*EXERCISE PASSAGE*
^^^^
The CADTM (Committee for the abolition of illegitimate debt) is an International network that has, over the past thirty years, warned of the effects of illegitimate debt and structural adjustment policies.

Public debt and the austerity measures taken to reduce it have social and economic repercussions on the populations. Here we analyse in particular the consequences for women.

These policies are in fact “sexist”, as much in their nature as in their effects. The Structural Adjustment Plans (SAP), applied since the debt crisis of the 1980s, have impoverished women in Southern countries in the same way as the austerity plans that have been imposed in Europe since the sovereign debt crisis in 2010-11 have been the cause of serious consequences for women.

Far from grappling with the real culprits of this crisis, austerity measures hit the most fragile sectors of the population, among whom women are over represented, and the most vulnerable (single mothers, women who are young, aged, migrant or from ethnic minorities and/or from rural areas etc.). Privatisations, liberalisations, reductions in social spending because of neoliberal policies, cut through women’s social rights, accentuate their impoverishment, worsen gender inequality and slash the advances made by gender equality movements.

Here are the effects that some [1] of these structural adjustment measures in the South and austerity measures in the North have had and continue to have. They cause more unfavourable consequences on women, whatever their country, culture or level of development, or the amount of social damage caused by the measures.

The effects of the debt crisis and austerity policies on women’s working conditions and wages

Wherever they are applied, neoliberal measures only aggravate crises, stagnation and decline hand-in-hand with impoverishment and the inequalities that primarily affect women.
^^^^
*GIVEN ENTRIES*
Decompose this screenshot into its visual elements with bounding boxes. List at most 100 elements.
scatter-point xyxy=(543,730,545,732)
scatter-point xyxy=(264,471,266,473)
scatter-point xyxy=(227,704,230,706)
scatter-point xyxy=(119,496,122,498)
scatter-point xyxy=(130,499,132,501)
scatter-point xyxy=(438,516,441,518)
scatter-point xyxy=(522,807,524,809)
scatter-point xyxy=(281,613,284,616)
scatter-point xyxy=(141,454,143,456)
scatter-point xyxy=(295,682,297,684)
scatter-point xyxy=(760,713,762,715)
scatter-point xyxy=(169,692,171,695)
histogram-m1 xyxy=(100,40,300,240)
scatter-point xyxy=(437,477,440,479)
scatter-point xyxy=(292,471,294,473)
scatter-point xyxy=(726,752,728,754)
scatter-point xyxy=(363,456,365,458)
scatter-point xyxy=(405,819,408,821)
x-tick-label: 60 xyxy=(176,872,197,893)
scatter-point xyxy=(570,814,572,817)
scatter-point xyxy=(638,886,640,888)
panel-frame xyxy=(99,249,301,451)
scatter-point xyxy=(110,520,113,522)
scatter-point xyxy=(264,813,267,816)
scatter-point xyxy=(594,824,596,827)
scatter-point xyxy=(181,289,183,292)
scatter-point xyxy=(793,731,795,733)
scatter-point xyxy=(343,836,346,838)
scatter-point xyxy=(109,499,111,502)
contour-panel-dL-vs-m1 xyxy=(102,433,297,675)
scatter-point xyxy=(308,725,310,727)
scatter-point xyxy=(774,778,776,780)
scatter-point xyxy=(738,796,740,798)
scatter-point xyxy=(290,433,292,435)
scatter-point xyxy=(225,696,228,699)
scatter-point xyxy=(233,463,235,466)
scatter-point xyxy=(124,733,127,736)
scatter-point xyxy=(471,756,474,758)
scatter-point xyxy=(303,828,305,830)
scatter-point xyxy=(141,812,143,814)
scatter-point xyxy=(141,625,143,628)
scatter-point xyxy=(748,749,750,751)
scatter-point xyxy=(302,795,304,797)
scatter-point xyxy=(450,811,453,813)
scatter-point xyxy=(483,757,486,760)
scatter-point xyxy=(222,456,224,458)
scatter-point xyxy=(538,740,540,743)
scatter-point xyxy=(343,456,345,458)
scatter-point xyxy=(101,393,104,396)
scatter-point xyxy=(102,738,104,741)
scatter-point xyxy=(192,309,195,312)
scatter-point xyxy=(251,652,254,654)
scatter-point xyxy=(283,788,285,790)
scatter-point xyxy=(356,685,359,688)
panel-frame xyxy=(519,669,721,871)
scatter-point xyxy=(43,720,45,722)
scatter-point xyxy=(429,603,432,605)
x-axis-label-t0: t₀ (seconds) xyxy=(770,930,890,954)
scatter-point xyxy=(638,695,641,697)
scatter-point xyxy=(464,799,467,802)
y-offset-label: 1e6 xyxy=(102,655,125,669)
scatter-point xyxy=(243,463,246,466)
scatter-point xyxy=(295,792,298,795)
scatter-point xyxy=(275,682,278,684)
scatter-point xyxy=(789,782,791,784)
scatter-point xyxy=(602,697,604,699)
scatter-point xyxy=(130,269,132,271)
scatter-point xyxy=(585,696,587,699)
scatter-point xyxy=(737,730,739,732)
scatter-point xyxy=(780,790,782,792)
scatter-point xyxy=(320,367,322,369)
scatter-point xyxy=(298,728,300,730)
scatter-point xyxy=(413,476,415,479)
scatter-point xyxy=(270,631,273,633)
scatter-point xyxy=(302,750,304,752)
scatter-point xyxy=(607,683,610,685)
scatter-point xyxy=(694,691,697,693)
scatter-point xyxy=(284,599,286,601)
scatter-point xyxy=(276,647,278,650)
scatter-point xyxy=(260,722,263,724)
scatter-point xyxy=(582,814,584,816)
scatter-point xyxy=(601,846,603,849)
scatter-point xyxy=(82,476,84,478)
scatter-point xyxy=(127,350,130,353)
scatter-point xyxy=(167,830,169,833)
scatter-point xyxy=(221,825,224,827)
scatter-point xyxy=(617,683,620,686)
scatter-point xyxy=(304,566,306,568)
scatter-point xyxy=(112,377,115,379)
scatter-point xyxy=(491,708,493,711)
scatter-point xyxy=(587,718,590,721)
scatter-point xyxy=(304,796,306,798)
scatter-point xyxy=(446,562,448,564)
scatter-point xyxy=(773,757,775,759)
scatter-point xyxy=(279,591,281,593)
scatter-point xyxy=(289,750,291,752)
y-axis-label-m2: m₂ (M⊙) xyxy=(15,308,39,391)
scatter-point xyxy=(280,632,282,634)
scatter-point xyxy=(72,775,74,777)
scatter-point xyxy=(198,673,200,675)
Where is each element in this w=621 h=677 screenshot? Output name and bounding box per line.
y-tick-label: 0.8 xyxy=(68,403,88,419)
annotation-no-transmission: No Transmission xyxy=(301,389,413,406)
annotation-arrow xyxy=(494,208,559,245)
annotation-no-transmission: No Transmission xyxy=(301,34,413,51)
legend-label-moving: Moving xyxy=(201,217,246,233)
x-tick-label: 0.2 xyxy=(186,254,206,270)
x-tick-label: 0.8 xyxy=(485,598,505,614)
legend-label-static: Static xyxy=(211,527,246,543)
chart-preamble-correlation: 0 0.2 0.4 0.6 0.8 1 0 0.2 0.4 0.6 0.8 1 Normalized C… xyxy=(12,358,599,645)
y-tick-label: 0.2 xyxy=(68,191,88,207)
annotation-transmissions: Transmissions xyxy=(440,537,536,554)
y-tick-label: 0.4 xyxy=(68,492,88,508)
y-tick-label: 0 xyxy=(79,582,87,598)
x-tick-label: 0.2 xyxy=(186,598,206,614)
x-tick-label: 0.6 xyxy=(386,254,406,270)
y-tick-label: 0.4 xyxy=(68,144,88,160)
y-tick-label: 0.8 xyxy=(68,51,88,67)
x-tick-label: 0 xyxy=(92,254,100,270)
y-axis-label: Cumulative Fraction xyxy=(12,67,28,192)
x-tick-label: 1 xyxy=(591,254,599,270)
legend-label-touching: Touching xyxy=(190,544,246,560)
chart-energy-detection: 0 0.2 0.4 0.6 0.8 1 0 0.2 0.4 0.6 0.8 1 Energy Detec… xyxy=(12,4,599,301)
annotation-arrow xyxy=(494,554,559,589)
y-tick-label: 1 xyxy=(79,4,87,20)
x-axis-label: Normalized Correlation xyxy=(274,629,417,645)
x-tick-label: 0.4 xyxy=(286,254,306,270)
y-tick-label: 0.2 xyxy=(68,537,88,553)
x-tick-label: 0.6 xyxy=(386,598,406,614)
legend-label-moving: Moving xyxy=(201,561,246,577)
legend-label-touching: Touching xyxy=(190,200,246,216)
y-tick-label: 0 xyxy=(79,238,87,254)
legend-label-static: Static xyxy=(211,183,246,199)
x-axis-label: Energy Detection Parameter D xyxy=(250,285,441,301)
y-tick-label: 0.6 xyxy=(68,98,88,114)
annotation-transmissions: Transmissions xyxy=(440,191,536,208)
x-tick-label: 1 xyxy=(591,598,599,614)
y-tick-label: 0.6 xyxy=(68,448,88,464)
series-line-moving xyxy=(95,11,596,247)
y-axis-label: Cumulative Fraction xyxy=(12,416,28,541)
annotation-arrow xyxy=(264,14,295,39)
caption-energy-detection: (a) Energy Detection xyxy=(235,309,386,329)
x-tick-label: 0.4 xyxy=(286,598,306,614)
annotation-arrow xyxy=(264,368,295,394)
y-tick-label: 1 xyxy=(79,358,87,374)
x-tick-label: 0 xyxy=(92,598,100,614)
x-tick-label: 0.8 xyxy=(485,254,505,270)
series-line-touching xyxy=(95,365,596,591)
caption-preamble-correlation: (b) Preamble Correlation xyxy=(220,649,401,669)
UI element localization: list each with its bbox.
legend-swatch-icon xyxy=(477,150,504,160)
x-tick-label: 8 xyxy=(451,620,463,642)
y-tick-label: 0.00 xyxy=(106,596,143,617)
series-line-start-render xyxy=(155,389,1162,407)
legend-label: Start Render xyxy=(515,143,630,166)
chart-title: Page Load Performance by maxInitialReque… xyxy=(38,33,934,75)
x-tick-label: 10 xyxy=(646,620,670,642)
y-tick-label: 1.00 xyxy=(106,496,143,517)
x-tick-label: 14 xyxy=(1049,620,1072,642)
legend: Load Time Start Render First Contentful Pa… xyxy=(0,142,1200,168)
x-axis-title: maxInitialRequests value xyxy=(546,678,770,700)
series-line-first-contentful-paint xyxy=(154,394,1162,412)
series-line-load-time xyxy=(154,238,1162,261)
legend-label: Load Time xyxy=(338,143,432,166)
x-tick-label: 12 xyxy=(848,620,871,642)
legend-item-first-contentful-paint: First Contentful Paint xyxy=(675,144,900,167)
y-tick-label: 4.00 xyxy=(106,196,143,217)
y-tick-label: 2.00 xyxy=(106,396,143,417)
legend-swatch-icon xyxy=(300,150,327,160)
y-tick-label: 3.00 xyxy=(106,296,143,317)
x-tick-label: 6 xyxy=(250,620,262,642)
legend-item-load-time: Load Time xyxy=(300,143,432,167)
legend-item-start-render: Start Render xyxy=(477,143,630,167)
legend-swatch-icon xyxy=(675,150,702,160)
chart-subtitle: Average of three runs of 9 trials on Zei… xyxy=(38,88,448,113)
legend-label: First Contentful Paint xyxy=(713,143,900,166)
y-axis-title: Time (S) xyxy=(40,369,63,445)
^^^^
*EXPLORE THE MATERIAL*
1) In the passage on debt and austerity, since when have the Structural Adjustment Plans been applied?
2) Continue the passage about debt, austerity and women, picking up after its final sentence.

*RESULTS OF THE TASKS*
1) Since the debt crisis of the 1980s.

2)
It is important to note: well before the European debt crisis and the recession in the Southern countries professional opportunities for women were far from being comparable to men’s. In the South as in the North women are more subjected to unstable employment (short-term contracts, temporary [2] or undeclared work), enjoy less social cover and pension rights, and are the first to be laid-off. [3] All these injustices have become worse, as we shall see, since the beginning of the crisis and the application of restrictive fiscal policies.

The debt crisis has had important repercussions on unemployment and the measures taken have further aggravated the situation.

According to the International Labour Organisation (ILO) real wages in most African countries have lost 50 to 60% of their value since the 1980s, [4] whilst in Europe, since the beginning of the crisis, women’s unemployment has continually increased (with a small improvement this last year). In September 2017, it reached an average level of 9.3% (against 8.6% for men) in the Eurozone. [5]

The level of unemployment among women in Greece went from 11.7% in May 2008 (6.1% for men) to 25.3% in July 2017 (17.5% for men). This figure reaches 55.9% for women under 25 (46.6% for men). [6] In the South of Italy 56.7% [7] of mothers seeking work are unemployed.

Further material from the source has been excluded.